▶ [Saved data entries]
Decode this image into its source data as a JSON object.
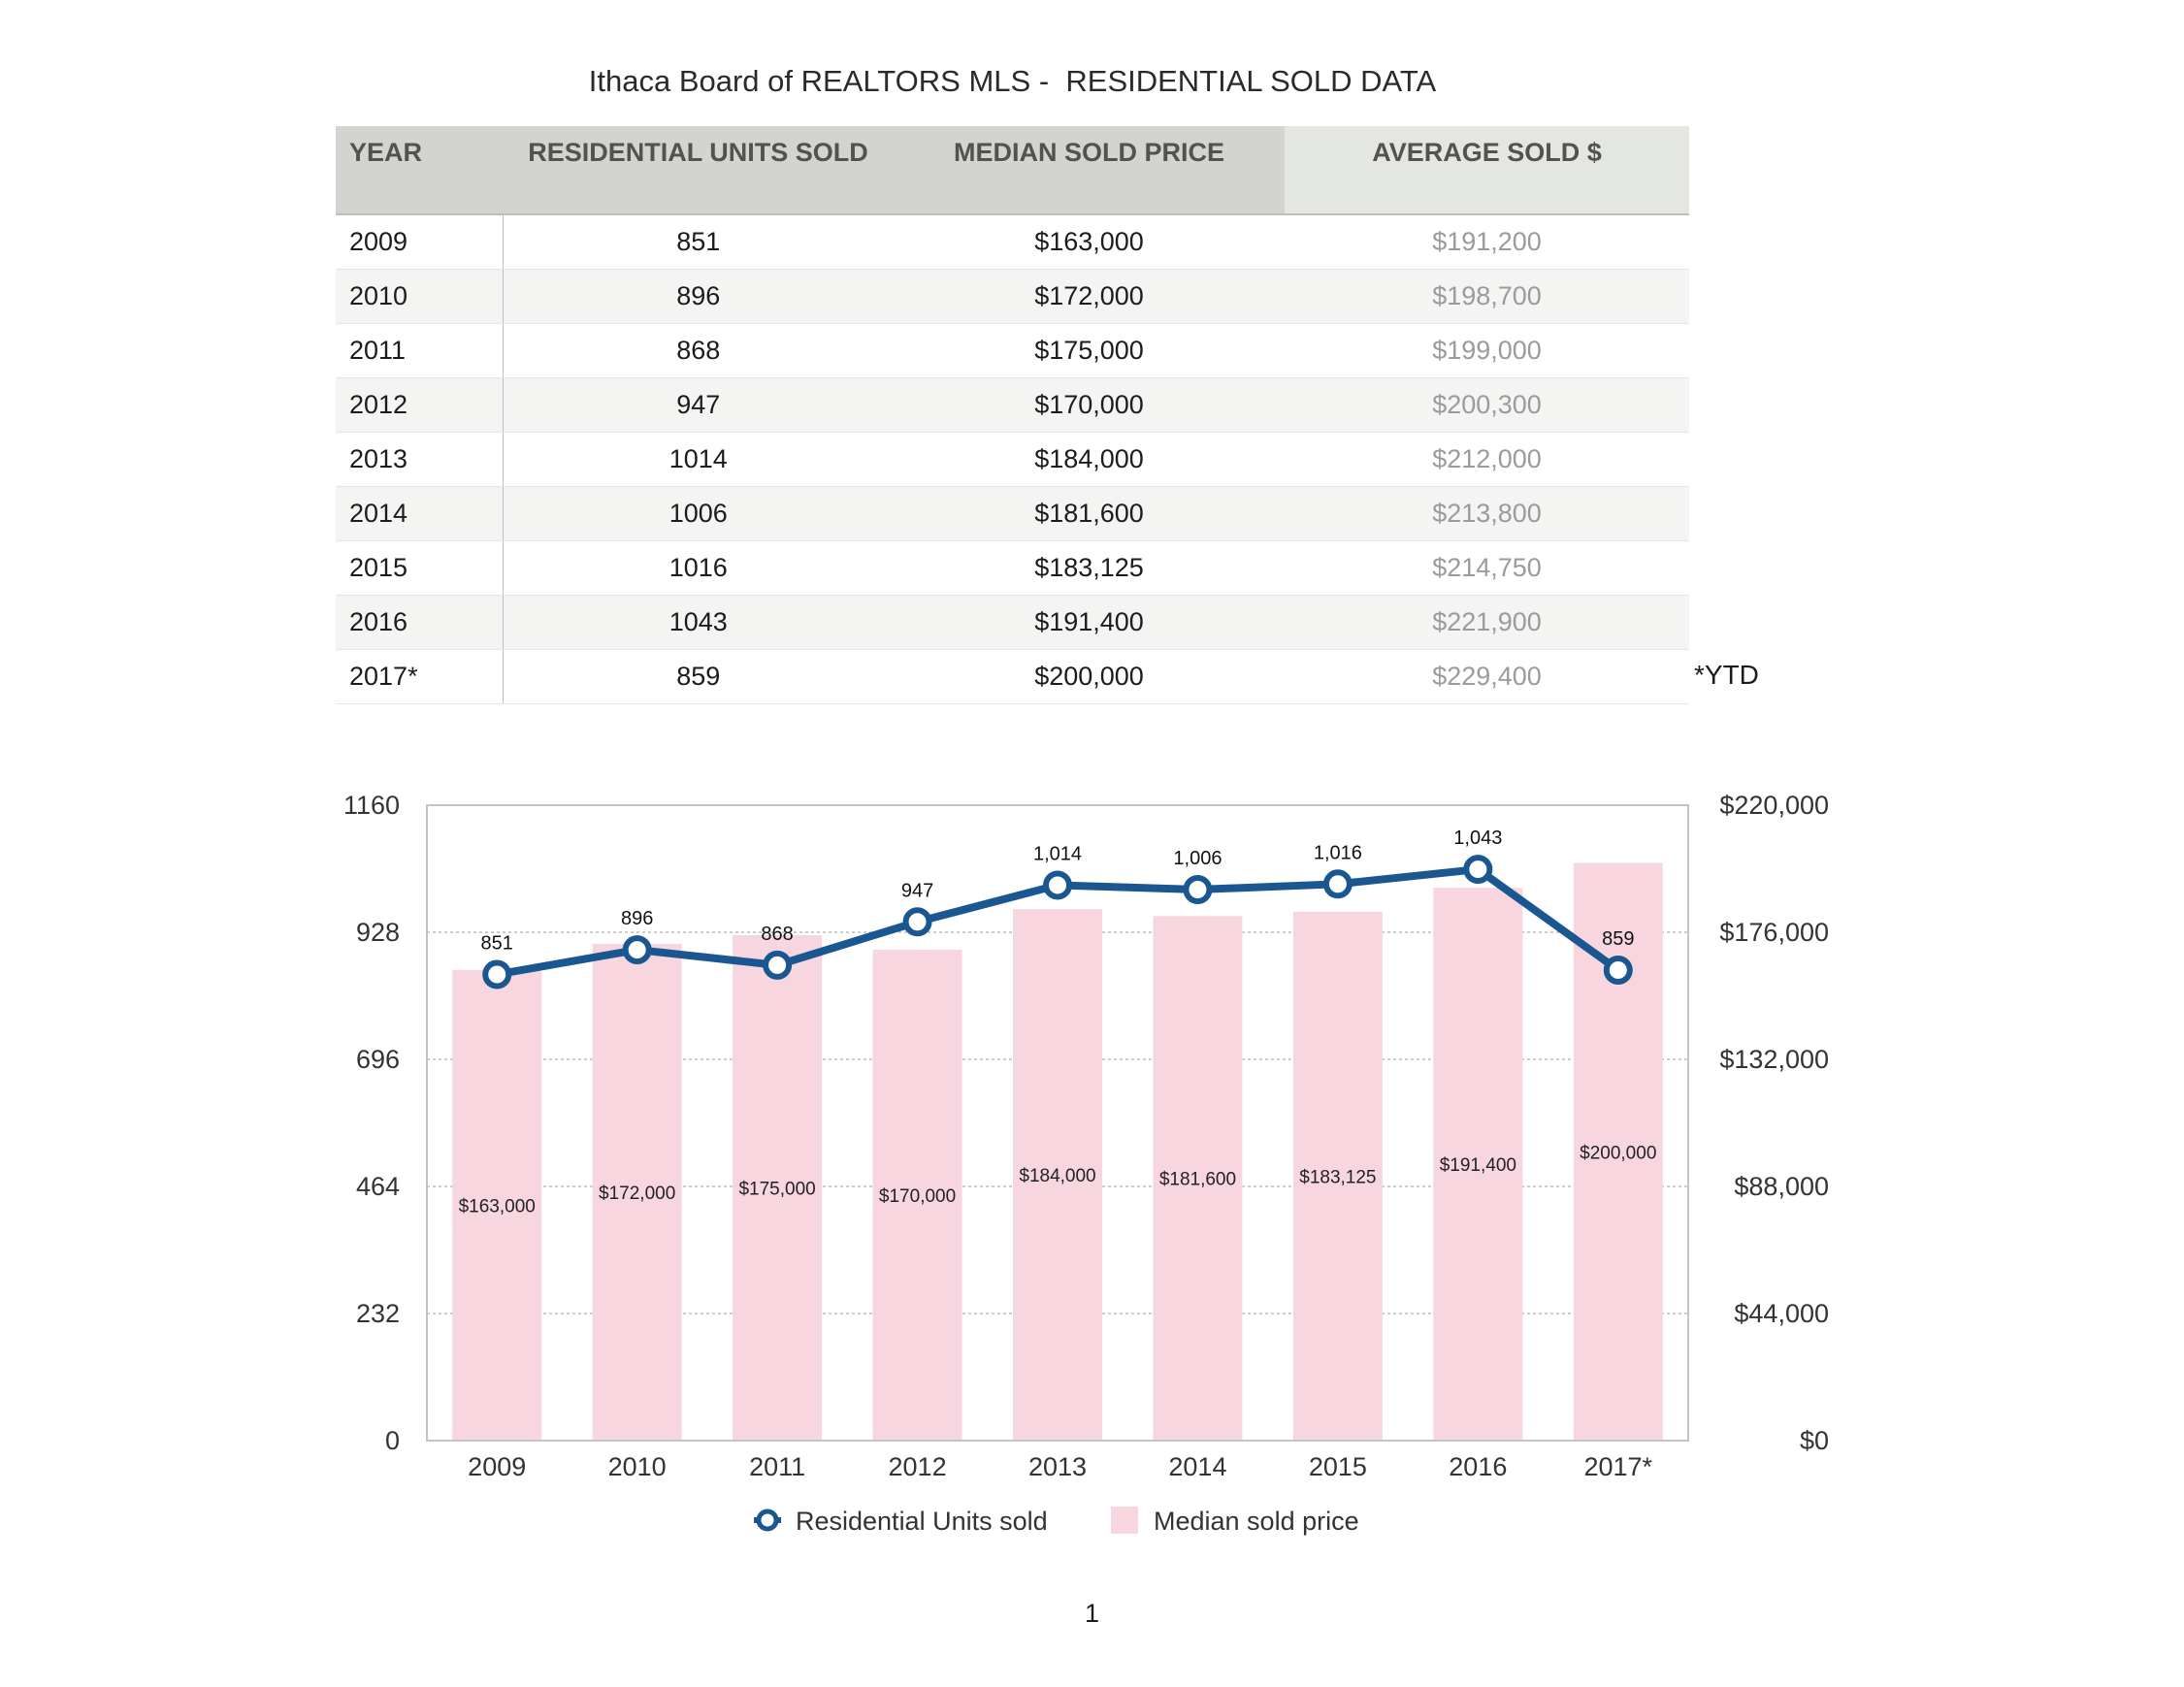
{
  "title": "Ithaca Board of REALTORS MLS -  RESIDENTIAL SOLD DATA",
  "table": {
    "headers": [
      "YEAR",
      "RESIDENTIAL UNITS SOLD",
      "MEDIAN SOLD PRICE",
      "AVERAGE SOLD $"
    ],
    "rows": [
      [
        "2009",
        "851",
        "$163,000",
        "$191,200"
      ],
      [
        "2010",
        "896",
        "$172,000",
        "$198,700"
      ],
      [
        "2011",
        "868",
        "$175,000",
        "$199,000"
      ],
      [
        "2012",
        "947",
        "$170,000",
        "$200,300"
      ],
      [
        "2013",
        "1014",
        "$184,000",
        "$212,000"
      ],
      [
        "2014",
        "1006",
        "$181,600",
        "$213,800"
      ],
      [
        "2015",
        "1016",
        "$183,125",
        "$214,750"
      ],
      [
        "2016",
        "1043",
        "$191,400",
        "$221,900"
      ],
      [
        "2017*",
        "859",
        "$200,000",
        "$229,400"
      ]
    ],
    "footnote": "*YTD"
  },
  "chart_data": {
    "type": "bar",
    "categories": [
      "2009",
      "2010",
      "2011",
      "2012",
      "2013",
      "2014",
      "2015",
      "2016",
      "2017*"
    ],
    "series": [
      {
        "name": "Residential Units sold",
        "type": "line",
        "axis": "left",
        "color": "#1a5791",
        "values": [
          851,
          896,
          868,
          947,
          1014,
          1006,
          1016,
          1043,
          859
        ],
        "labels": [
          "851",
          "896",
          "868",
          "947",
          "1,014",
          "1,006",
          "1,016",
          "1,043",
          "859"
        ]
      },
      {
        "name": "Median sold price",
        "type": "bar",
        "axis": "right",
        "color": "#f7d6e0",
        "values": [
          163000,
          172000,
          175000,
          170000,
          184000,
          181600,
          183125,
          191400,
          200000
        ],
        "labels": [
          "$163,000",
          "$172,000",
          "$175,000",
          "$170,000",
          "$184,000",
          "$181,600",
          "$183,125",
          "$191,400",
          "$200,000"
        ]
      }
    ],
    "y_left": {
      "ylim": [
        0,
        1160
      ],
      "ticks": [
        "0",
        "232",
        "464",
        "696",
        "928",
        "1160"
      ]
    },
    "y_right": {
      "ylim": [
        0,
        220000
      ],
      "ticks": [
        "$0",
        "$44,000",
        "$88,000",
        "$132,000",
        "$176,000",
        "$220,000"
      ]
    },
    "grid": true,
    "legend": "bottom-center"
  },
  "page_number": "1"
}
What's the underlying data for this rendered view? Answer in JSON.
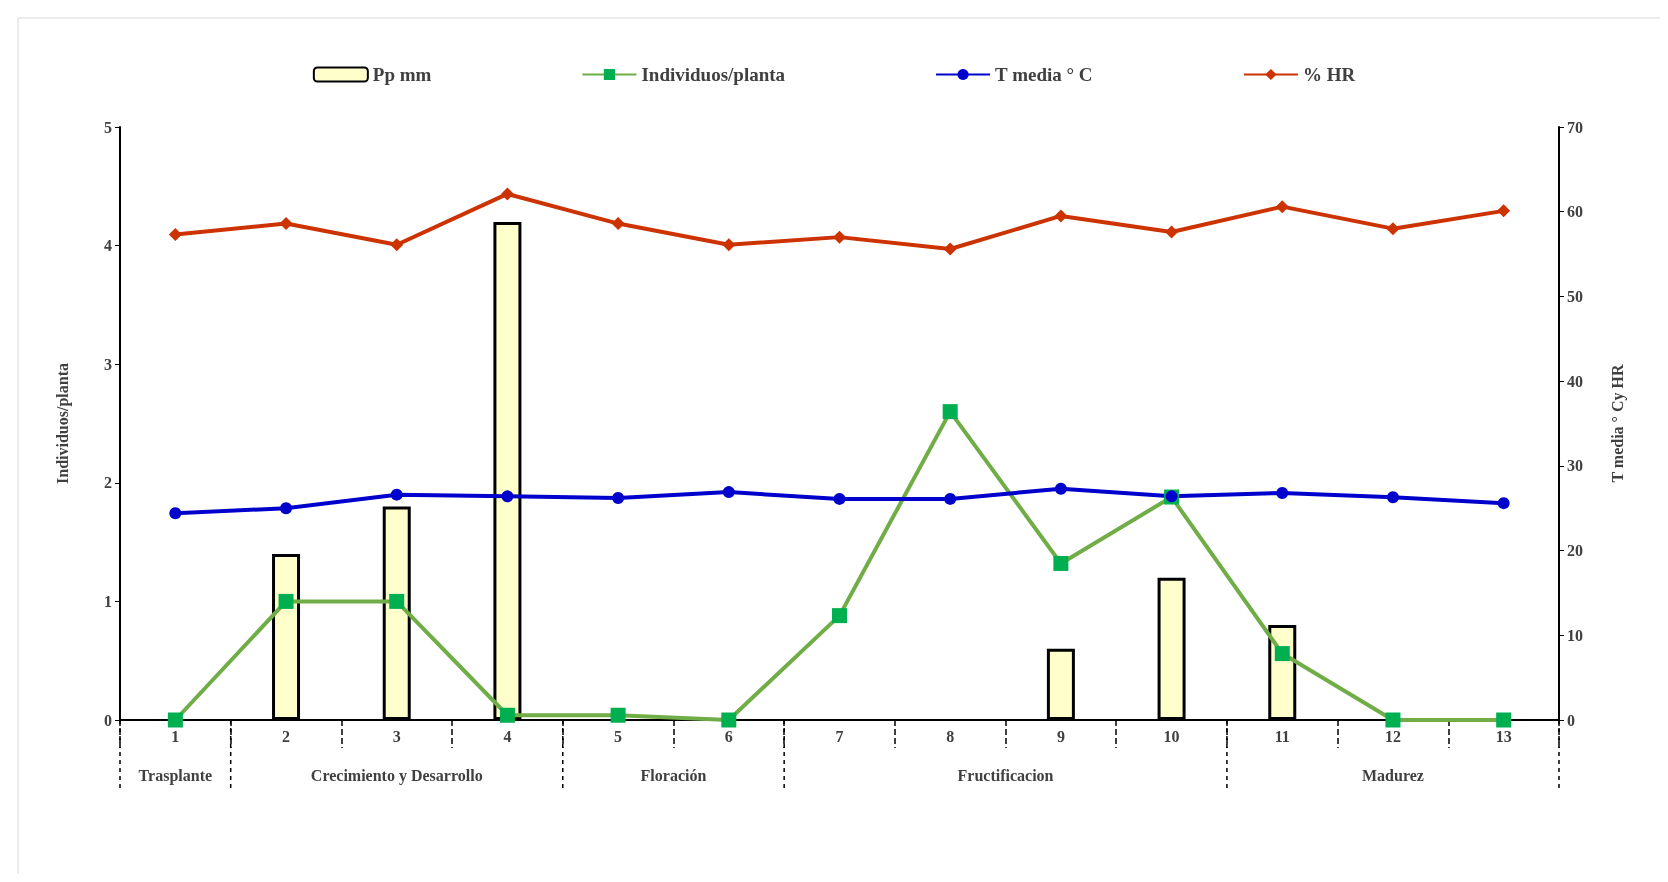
{
  "chart_data": {
    "type": "bar",
    "ylabel": "Individuos/planta",
    "y2label": "T media ° Cy HR",
    "categories": [
      "1",
      "2",
      "3",
      "4",
      "5",
      "6",
      "7",
      "8",
      "9",
      "10",
      "11",
      "12",
      "13"
    ],
    "series": [
      {
        "name": "Pp mm",
        "color": "#ffffcc",
        "values": [
          null,
          1.4,
          1.8,
          4.2,
          null,
          null,
          null,
          null,
          0.6,
          1.2,
          0.8,
          null,
          null
        ]
      },
      {
        "name": "Individuos/planta",
        "type": "line",
        "color": "#70ad47",
        "marker": "square",
        "values": [
          0,
          1,
          1,
          0.04,
          0.04,
          0,
          0.88,
          2.6,
          1.32,
          1.88,
          0.56,
          0,
          0
        ]
      },
      {
        "name": "T media ° C",
        "type": "line",
        "axis": "y2",
        "color": "#0000cc",
        "marker": "circle",
        "values": [
          24.4,
          25.0,
          26.6,
          26.4,
          26.2,
          26.9,
          26.1,
          26.1,
          27.3,
          26.4,
          26.8,
          26.3,
          25.6
        ]
      },
      {
        "name": "% HR",
        "type": "line",
        "axis": "y2",
        "color": "#cc3300",
        "marker": "diamond",
        "values": [
          57.3,
          58.6,
          56.1,
          62.1,
          58.6,
          56.1,
          57.0,
          55.6,
          59.5,
          57.6,
          60.6,
          58.0,
          60.1
        ]
      }
    ],
    "ylim": [
      0,
      5
    ],
    "yticks": [
      0,
      1,
      2,
      3,
      4,
      5
    ],
    "y2lim": [
      0,
      70
    ],
    "y2ticks": [
      0,
      10,
      20,
      30,
      40,
      50,
      60,
      70
    ],
    "annotations": [
      "Trasplante",
      "Crecimiento y Desarrollo",
      "Floración",
      "Fructificacion",
      "Madurez"
    ],
    "grid": false,
    "legend": "top"
  }
}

▶ [Work to complete] How many of the lines above hold "name"? Answer with only the number.

▶ [Solved exercise] 6